Select and reproduce each line of the listing below that bears the string "title".

** Begin **

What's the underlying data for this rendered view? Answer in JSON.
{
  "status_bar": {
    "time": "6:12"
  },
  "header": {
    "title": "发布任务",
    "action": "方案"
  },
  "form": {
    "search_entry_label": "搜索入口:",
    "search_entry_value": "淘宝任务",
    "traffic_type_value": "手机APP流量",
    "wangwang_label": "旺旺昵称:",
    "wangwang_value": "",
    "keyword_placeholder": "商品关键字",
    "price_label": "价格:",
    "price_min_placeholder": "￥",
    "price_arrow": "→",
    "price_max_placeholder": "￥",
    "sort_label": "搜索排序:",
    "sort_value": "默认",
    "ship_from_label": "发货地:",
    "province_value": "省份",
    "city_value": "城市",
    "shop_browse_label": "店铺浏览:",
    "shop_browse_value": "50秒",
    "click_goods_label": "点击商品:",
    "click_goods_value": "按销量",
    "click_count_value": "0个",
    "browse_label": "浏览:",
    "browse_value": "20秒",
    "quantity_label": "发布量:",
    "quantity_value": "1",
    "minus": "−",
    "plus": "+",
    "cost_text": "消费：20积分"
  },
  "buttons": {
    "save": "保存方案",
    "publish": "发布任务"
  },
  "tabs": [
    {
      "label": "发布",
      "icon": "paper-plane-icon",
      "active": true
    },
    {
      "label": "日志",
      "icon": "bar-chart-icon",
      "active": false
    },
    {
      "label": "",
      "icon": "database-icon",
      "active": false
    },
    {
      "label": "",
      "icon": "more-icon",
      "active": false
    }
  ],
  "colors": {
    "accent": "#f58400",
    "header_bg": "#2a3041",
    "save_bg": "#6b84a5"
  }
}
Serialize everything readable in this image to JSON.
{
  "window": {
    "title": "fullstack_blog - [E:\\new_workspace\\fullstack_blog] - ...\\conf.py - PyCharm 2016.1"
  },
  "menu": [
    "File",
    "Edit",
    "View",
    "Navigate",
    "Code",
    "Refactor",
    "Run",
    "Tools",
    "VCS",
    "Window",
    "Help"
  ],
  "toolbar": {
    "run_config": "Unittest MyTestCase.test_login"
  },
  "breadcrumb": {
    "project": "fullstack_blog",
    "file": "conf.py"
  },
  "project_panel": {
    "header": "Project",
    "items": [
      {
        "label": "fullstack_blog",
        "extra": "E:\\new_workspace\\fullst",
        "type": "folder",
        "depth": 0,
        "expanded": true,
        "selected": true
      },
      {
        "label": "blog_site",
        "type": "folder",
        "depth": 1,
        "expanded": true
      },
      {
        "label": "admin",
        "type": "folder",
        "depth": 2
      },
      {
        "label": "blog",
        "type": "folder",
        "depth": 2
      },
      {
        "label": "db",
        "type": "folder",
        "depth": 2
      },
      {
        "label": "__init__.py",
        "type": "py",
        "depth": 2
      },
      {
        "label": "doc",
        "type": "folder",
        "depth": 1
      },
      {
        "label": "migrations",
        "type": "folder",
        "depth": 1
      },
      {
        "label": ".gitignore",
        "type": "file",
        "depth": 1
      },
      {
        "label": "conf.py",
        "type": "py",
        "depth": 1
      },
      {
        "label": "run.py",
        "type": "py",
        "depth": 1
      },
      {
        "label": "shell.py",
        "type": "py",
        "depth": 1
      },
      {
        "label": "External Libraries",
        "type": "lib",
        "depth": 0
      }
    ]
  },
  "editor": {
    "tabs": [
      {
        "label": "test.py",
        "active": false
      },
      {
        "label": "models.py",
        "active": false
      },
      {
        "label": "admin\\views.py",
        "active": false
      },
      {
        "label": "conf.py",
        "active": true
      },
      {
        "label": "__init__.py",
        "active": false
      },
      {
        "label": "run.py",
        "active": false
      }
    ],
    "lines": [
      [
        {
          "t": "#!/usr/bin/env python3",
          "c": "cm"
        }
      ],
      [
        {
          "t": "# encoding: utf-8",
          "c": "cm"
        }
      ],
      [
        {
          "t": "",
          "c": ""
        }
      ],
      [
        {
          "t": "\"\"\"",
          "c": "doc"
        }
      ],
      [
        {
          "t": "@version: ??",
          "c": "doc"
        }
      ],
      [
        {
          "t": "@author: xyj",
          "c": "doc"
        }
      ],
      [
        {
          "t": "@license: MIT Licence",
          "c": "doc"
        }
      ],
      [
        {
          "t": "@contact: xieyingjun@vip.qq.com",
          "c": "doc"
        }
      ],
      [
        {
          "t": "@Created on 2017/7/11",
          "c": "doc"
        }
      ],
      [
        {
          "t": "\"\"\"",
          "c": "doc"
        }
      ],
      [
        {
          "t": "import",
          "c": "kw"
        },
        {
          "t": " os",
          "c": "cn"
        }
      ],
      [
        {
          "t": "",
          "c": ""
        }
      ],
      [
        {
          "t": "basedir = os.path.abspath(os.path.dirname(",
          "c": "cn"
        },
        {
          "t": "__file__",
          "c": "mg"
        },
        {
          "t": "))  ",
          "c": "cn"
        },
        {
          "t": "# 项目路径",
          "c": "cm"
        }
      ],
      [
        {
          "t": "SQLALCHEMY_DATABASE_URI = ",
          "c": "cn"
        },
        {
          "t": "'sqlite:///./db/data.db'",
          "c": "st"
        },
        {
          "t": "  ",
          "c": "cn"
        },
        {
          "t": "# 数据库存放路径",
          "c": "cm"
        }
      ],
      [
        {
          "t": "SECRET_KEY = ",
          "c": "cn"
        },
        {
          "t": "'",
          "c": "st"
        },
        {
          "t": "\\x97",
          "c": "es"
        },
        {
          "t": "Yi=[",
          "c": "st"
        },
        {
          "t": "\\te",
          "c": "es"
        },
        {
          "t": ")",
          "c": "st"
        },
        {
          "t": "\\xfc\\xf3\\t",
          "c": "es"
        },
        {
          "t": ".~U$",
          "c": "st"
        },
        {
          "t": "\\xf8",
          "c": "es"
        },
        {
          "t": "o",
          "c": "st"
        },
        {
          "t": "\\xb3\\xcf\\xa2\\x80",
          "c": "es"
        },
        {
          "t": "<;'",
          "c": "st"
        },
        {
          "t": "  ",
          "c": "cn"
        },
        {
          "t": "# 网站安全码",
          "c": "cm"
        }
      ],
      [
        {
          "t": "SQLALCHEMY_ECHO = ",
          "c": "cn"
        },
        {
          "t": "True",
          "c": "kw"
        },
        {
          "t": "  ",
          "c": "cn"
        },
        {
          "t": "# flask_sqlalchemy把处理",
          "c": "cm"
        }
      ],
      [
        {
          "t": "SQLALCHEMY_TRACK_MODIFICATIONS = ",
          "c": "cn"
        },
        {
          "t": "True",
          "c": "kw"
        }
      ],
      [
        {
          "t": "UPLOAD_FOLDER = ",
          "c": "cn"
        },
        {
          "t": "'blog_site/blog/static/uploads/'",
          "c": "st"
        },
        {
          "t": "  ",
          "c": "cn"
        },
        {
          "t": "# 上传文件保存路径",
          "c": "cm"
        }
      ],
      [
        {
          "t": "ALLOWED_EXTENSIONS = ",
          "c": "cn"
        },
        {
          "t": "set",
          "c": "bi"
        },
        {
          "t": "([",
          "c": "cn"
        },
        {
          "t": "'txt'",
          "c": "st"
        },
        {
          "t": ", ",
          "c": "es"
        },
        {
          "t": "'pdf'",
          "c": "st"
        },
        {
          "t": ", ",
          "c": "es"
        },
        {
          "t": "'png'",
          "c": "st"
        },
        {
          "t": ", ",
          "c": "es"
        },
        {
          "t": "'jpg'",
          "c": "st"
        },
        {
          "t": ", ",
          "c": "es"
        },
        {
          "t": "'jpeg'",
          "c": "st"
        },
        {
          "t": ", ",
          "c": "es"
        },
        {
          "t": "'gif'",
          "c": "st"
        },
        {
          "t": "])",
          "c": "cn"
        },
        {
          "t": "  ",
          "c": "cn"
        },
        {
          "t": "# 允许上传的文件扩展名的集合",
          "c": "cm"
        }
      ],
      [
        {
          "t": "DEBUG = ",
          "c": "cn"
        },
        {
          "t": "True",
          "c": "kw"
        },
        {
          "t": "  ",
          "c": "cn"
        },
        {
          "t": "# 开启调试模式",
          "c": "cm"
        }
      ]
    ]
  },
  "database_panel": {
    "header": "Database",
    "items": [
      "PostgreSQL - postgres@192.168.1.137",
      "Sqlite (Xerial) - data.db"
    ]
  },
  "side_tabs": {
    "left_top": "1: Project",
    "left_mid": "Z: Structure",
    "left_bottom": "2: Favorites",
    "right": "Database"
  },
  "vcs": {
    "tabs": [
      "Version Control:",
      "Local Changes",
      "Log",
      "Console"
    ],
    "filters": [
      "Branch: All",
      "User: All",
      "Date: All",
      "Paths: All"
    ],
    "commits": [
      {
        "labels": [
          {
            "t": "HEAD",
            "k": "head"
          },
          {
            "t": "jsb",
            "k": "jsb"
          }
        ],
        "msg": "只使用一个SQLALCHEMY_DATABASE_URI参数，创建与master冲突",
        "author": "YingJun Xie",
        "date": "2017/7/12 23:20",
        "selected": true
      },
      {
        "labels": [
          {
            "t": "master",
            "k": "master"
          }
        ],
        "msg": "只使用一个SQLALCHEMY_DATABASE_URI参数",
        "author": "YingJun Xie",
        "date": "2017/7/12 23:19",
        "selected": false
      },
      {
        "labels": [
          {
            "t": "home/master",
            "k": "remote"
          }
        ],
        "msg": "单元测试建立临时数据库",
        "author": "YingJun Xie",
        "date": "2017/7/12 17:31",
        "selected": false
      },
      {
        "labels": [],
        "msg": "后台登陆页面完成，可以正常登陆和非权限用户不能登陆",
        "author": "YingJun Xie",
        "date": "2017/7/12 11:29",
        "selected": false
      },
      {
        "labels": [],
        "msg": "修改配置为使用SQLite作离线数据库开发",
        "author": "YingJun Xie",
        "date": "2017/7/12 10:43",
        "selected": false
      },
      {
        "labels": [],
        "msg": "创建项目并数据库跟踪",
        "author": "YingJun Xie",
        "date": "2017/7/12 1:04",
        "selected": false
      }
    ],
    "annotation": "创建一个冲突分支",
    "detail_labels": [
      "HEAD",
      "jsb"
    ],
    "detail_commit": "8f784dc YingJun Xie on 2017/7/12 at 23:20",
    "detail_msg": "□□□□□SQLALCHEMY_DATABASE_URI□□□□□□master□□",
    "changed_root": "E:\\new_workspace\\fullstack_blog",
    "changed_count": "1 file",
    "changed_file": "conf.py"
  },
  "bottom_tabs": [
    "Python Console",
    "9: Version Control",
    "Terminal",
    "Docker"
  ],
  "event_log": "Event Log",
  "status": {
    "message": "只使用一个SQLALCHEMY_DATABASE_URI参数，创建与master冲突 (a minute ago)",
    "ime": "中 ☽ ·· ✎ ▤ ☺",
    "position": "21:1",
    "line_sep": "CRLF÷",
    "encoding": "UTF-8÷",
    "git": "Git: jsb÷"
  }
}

** End **

• _Answer to the task_
    "title": "发布任务",
    "title": "fullstack_blog - [E:\\new_workspace\\fullstack_blog] - ...\\conf.py - PyCharm 2016.1"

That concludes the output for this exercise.